◆ WRITTEN INSTRUCTION
Give back the entire listing verbatim.

Start EXERCISE MATERIALS

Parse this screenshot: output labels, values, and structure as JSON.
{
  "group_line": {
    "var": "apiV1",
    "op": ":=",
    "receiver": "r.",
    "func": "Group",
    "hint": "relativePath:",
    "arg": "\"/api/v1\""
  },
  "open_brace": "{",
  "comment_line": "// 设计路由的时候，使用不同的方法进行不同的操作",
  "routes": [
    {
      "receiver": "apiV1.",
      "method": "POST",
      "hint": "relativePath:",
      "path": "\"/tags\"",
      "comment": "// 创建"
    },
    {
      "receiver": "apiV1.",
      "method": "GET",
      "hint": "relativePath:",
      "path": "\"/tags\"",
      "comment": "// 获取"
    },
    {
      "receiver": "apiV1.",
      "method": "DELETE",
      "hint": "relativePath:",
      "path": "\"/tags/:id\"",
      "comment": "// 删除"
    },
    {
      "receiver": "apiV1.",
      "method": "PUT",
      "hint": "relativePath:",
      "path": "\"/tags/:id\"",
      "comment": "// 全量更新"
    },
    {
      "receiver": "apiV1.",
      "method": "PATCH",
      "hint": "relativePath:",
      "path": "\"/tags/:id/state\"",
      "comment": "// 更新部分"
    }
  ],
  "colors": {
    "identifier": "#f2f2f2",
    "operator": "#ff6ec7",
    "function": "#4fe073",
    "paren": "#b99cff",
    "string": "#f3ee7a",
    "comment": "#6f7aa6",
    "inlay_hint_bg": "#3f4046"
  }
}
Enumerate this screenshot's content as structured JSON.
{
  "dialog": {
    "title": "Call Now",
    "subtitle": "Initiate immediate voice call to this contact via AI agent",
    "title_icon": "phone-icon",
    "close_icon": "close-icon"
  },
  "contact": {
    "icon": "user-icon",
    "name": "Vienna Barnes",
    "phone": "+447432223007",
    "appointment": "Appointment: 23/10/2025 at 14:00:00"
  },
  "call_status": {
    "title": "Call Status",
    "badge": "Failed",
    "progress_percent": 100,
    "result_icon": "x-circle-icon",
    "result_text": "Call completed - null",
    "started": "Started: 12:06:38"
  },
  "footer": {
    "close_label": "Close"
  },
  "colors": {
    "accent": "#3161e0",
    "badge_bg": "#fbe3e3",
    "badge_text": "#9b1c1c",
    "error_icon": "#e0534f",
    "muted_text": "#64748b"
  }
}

End EXERCISE MATERIALS

◆ THE COMPLETED TASK
Parse this screenshot: output labels, values, and structure as JSON.
{
  "group_line": {
    "var": "apiV1",
    "op": ":=",
    "receiver": "r.",
    "func": "Group",
    "hint": "relativePath:",
    "arg": "\"/api/v1\""
  },
  "open_brace": "{",
  "comment_line": "// 设计路由的时候，使用不同的方法进行不同的操作",
  "routes": [
    {
      "receiver": "apiV1.",
      "method": "POST",
      "hint": "relativePath:",
      "path": "\"/tags\"",
      "comment": "// 创建"
    },
    {
      "receiver": "apiV1.",
      "method": "GET",
      "hint": "relativePath:",
      "path": "\"/tags\"",
      "comment": "// 获取"
    },
    {
      "receiver": "apiV1.",
      "method": "DELETE",
      "hint": "relativePath:",
      "path": "\"/tags/:id\"",
      "comment": "// 删除"
    },
    {
      "receiver": "apiV1.",
      "method": "PUT",
      "hint": "relativePath:",
      "path": "\"/tags/:id\"",
      "comment": "// 全量更新"
    },
    {
      "receiver": "apiV1.",
      "method": "PATCH",
      "hint": "relativePath:",
      "path": "\"/tags/:id/state\"",
      "comment": "// 更新部分"
    }
  ],
  "colors": {
    "identifier": "#f2f2f2",
    "operator": "#ff6ec7",
    "function": "#4fe073",
    "paren": "#b99cff",
    "string": "#f3ee7a",
    "comment": "#6f7aa6",
    "inlay_hint_bg": "#3f4046"
  }
}
Enumerate this screenshot's content as structured JSON.
{
  "dialog": {
    "title": "Call Now",
    "subtitle": "Initiate immediate voice call to this contact via AI agent",
    "title_icon": "phone-icon",
    "close_icon": "close-icon"
  },
  "contact": {
    "icon": "user-icon",
    "name": "Vienna Barnes",
    "phone": "+447432223007",
    "appointment": "Appointment: 23/10/2025 at 14:00:00"
  },
  "call_status": {
    "title": "Call Status",
    "badge": "Failed",
    "progress_percent": 100,
    "result_icon": "x-circle-icon",
    "result_text": "Call completed - null",
    "started": "Started: 12:06:38"
  },
  "footer": {
    "close_label": "Close"
  },
  "colors": {
    "accent": "#3161e0",
    "badge_bg": "#fbe3e3",
    "badge_text": "#9b1c1c",
    "error_icon": "#e0534f",
    "muted_text": "#64748b"
  }
}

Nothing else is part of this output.